_STATED EXERCISE_
Send back the records in full, character for character.
#### PROVIDED MATERIAL ####
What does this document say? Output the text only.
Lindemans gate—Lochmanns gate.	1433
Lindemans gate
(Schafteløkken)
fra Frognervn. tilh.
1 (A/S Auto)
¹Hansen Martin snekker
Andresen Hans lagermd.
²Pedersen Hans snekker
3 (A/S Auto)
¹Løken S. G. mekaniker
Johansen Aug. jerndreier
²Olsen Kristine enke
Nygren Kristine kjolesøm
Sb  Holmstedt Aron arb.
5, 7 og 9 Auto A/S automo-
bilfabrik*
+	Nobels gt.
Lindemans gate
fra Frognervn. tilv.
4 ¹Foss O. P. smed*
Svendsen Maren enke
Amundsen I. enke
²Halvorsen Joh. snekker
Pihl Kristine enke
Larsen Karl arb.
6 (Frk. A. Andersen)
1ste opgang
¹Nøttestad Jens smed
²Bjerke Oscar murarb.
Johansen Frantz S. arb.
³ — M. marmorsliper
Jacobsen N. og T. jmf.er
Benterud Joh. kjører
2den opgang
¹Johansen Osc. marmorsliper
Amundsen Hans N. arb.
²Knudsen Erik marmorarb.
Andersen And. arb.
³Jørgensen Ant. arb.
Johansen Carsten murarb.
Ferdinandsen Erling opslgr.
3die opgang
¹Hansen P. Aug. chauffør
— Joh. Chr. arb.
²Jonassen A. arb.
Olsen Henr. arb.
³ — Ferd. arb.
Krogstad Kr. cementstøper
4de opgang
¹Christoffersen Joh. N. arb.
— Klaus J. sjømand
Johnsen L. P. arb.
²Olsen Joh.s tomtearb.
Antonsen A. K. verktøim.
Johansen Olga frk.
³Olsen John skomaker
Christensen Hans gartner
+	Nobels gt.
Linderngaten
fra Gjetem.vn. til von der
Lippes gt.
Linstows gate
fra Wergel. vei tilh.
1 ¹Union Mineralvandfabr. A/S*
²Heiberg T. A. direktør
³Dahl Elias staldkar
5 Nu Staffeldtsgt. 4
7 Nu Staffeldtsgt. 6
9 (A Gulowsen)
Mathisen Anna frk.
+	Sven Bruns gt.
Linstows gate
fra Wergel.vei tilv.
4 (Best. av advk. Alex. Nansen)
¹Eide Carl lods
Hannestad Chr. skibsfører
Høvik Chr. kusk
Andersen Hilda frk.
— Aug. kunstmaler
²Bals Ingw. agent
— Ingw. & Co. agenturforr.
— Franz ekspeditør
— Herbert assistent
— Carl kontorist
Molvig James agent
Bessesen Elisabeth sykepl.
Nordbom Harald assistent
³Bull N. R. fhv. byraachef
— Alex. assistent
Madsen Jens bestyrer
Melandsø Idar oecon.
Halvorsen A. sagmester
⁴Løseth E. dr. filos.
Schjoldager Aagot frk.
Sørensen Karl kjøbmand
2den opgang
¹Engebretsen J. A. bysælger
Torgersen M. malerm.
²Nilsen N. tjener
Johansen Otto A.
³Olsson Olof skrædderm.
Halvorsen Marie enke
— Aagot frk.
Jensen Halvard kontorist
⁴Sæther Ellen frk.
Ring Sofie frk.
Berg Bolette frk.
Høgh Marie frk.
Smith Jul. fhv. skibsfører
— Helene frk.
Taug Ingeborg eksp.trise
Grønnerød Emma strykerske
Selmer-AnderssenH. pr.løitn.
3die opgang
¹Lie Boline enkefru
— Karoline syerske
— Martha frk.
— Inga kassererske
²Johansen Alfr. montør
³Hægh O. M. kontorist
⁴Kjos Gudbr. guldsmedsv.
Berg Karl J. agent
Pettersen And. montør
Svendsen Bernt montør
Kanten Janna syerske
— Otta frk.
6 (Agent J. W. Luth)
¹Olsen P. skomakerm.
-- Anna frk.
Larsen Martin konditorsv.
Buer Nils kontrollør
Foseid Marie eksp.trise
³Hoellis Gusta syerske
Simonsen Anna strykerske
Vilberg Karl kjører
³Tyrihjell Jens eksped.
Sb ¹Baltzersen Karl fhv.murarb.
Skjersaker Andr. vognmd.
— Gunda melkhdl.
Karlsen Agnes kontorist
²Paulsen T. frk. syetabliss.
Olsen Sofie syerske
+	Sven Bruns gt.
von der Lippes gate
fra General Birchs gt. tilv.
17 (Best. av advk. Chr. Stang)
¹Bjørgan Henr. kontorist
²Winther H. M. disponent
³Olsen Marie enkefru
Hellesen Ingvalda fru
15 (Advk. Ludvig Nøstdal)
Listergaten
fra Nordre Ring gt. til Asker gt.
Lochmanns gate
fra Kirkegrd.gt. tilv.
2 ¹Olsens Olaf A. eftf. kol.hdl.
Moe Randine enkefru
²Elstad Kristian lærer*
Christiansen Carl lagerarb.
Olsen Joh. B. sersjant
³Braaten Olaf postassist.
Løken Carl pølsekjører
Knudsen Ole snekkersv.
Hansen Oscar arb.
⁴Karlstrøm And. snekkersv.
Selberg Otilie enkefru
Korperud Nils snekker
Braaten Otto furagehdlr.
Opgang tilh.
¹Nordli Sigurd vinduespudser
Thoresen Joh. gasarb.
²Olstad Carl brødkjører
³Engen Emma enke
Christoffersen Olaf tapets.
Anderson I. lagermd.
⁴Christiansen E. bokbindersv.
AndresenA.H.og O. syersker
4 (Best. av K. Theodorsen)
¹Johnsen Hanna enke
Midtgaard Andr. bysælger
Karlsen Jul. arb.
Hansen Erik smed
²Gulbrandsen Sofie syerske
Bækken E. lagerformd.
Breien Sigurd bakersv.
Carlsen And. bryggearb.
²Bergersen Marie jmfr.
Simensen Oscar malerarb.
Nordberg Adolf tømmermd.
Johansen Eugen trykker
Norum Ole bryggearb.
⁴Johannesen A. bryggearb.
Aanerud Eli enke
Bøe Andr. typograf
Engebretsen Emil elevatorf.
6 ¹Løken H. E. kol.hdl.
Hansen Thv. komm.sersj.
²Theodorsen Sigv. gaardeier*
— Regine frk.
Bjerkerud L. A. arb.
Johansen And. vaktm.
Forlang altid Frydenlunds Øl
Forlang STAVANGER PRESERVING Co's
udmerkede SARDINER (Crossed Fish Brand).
####
_FINISHED TASK_
What does this document say? Output the text only.
Lindemans gate—Lochmanns gate.	1433
Lindemans gate
(Schafteløkken)
fra Frognervn. tilh.
1 (A/S Auto)
¹Hansen Martin snekker
Andresen Hans lagermd.
²Pedersen Hans snekker
3 (A/S Auto)
¹Løken S. G. mekaniker
Johansen Aug. jerndreier
²Olsen Kristine enke
Nygren Kristine kjolesøm
Sb  Holmstedt Aron arb.
5, 7 og 9 Auto A/S automo-
bilfabrik*
+	Nobels gt.
Lindemans gate
fra Frognervn. tilv.
4 ¹Foss O. P. smed*
Svendsen Maren enke
Amundsen I. enke
²Halvorsen Joh. snekker
Pihl Kristine enke
Larsen Karl arb.
6 (Frk. A. Andersen)
1ste opgang
¹Nøttestad Jens smed
²Bjerke Oscar murarb.
Johansen Frantz S. arb.
³ — M. marmorsliper
Jacobsen N. og T. jmf.er
Benterud Joh. kjører
2den opgang
¹Johansen Osc. marmorsliper
Amundsen Hans N. arb.
²Knudsen Erik marmorarb.
Andersen And. arb.
³Jørgensen Ant. arb.
Johansen Carsten murarb.
Ferdinandsen Erling opslgr.
3die opgang
¹Hansen P. Aug. chauffør
— Joh. Chr. arb.
²Jonassen A. arb.
Olsen Henr. arb.
³ — Ferd. arb.
Krogstad Kr. cementstøper
4de opgang
¹Christoffersen Joh. N. arb.
— Klaus J. sjømand
Johnsen L. P. arb.
²Olsen Joh.s tomtearb.
Antonsen A. K. verktøim.
Johansen Olga frk.
³Olsen John skomaker
Christensen Hans gartner
+	Nobels gt.
Linderngaten
fra Gjetem.vn. til von der
Lippes gt.
Linstows gate
fra Wergel. vei tilh.
1 ¹Union Mineralvandfabr. A/S*
²Heiberg T. A. direktør
³Dahl Elias staldkar
5 Nu Staffeldtsgt. 4
7 Nu Staffeldtsgt. 6
9 (A Gulowsen)
Mathisen Anna frk.
+	Sven Bruns gt.
Linstows gate
fra Wergel.vei tilv.
4 (Best. av advk. Alex. Nansen)
¹Eide Carl lods
Hannestad Chr. skibsfører
Høvik Chr. kusk
Andersen Hilda frk.
— Aug. kunstmaler
²Bals Ingw. agent
— Ingw. & Co. agenturforr.
— Franz ekspeditør
— Herbert assistent
— Carl kontorist
Molvig James agent
Bessesen Elisabeth sykepl.
Nordbom Harald assistent
³Bull N. R. fhv. byraachef
— Alex. assistent
Madsen Jens bestyrer
Melandsø Idar oecon.
Halvorsen A. sagmester
⁴Løseth E. dr. filos.
Schjoldager Aagot frk.
Sørensen Karl kjøbmand
2den opgang
¹Engebretsen J. A. bysælger
Torgersen M. malerm.
²Nilsen N. tjener
Johansen Otto A.
³Olsson Olof skrædderm.
Halvorsen Marie enke
— Aagot frk.
Jensen Halvard kontorist
⁴Sæther Ellen frk.
Ring Sofie frk.
Berg Bolette frk.
Høgh Marie frk.
Smith Jul. fhv. skibsfører
— Helene frk.
Taug Ingeborg eksp.trise
Grønnerød Emma strykerske
Selmer-AnderssenH. pr.løitn.
3die opgang
¹Lie Boline enkefru
— Karoline syerske
— Martha frk.
— Inga kassererske
²Johansen Alfr. montør
³Hægh O. M. kontorist
⁴Kjos Gudbr. guldsmedsv.
Berg Karl J. agent
Pettersen And. montør
Svendsen Bernt montør
Kanten Janna syerske
— Otta frk.
6 (Agent J. W. Luth)
¹Olsen P. skomakerm.
-- Anna frk.
Larsen Martin konditorsv.
Buer Nils kontrollør
Foseid Marie eksp.trise
³Hoellis Gusta syerske
Simonsen Anna strykerske
Vilberg Karl kjører
³Tyrihjell Jens eksped.
Sb ¹Baltzersen Karl fhv.murarb.
Skjersaker Andr. vognmd.
— Gunda melkhdl.
Karlsen Agnes kontorist
²Paulsen T. frk. syetabliss.
Olsen Sofie syerske
+	Sven Bruns gt.
von der Lippes gate
fra General Birchs gt. tilv.
17 (Best. av advk. Chr. Stang)
¹Bjørgan Henr. kontorist
²Winther H. M. disponent
³Olsen Marie enkefru
Hellesen Ingvalda fru
15 (Advk. Ludvig Nøstdal)
Listergaten
fra Nordre Ring gt. til Asker gt.
Lochmanns gate
fra Kirkegrd.gt. tilv.
2 ¹Olsens Olaf A. eftf. kol.hdl.
Moe Randine enkefru
²Elstad Kristian lærer*
Christiansen Carl lagerarb.
Olsen Joh. B. sersjant
³Braaten Olaf postassist.
Løken Carl pølsekjører
Knudsen Ole snekkersv.
Hansen Oscar arb.
⁴Karlstrøm And. snekkersv.
Selberg Otilie enkefru
Korperud Nils snekker
Braaten Otto furagehdlr.
Opgang tilh.
¹Nordli Sigurd vinduespudser
Thoresen Joh. gasarb.
²Olstad Carl brødkjører
³Engen Emma enke
Christoffersen Olaf tapets.
Anderson I. lagermd.
⁴Christiansen E. bokbindersv.
AndresenA.H.og O. syersker
4 (Best. av K. Theodorsen)
¹Johnsen Hanna enke
Midtgaard Andr. bysælger
Karlsen Jul. arb.
Hansen Erik smed
²Gulbrandsen Sofie syerske
Bækken E. lagerformd.
Breien Sigurd bakersv.
Carlsen And. bryggearb.
²Bergersen Marie jmfr.
Simensen Oscar malerarb.
Nordberg Adolf tømmermd.
Johansen Eugen trykker
Norum Ole bryggearb.
⁴Johannesen A. bryggearb.
Aanerud Eli enke
Bøe Andr. typograf
Engebretsen Emil elevatorf.
6 ¹Løken H. E. kol.hdl.
Hansen Thv. komm.sersj.
²Theodorsen Sigv. gaardeier*
— Regine frk.
Bjerkerud L. A. arb.
Johansen And. vaktm.
Forlang altid Frydenlunds Øl
Forlang STAVANGER PRESERVING Co's
udmerkede SARDINER (Crossed Fish Brand).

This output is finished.